* _Goal_: Write out the material exactly, leaving every picture behind.

* _Data to use_:
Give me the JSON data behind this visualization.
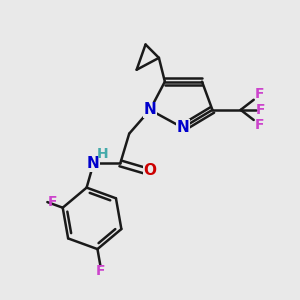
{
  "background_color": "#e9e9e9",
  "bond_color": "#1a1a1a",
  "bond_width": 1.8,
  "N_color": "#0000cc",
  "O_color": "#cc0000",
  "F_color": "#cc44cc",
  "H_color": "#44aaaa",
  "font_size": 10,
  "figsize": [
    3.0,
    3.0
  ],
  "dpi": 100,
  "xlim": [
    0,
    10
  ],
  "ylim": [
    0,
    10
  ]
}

* _Result below_:
Give me the JSON data behind this visualization.
{
  "background_color": "#e9e9e9",
  "bond_color": "#1a1a1a",
  "bond_width": 1.8,
  "N_color": "#0000cc",
  "O_color": "#cc0000",
  "F_color": "#cc44cc",
  "H_color": "#44aaaa",
  "font_size": 10,
  "figsize": [
    3.0,
    3.0
  ],
  "dpi": 100,
  "xlim": [
    0,
    10
  ],
  "ylim": [
    0,
    10
  ]
}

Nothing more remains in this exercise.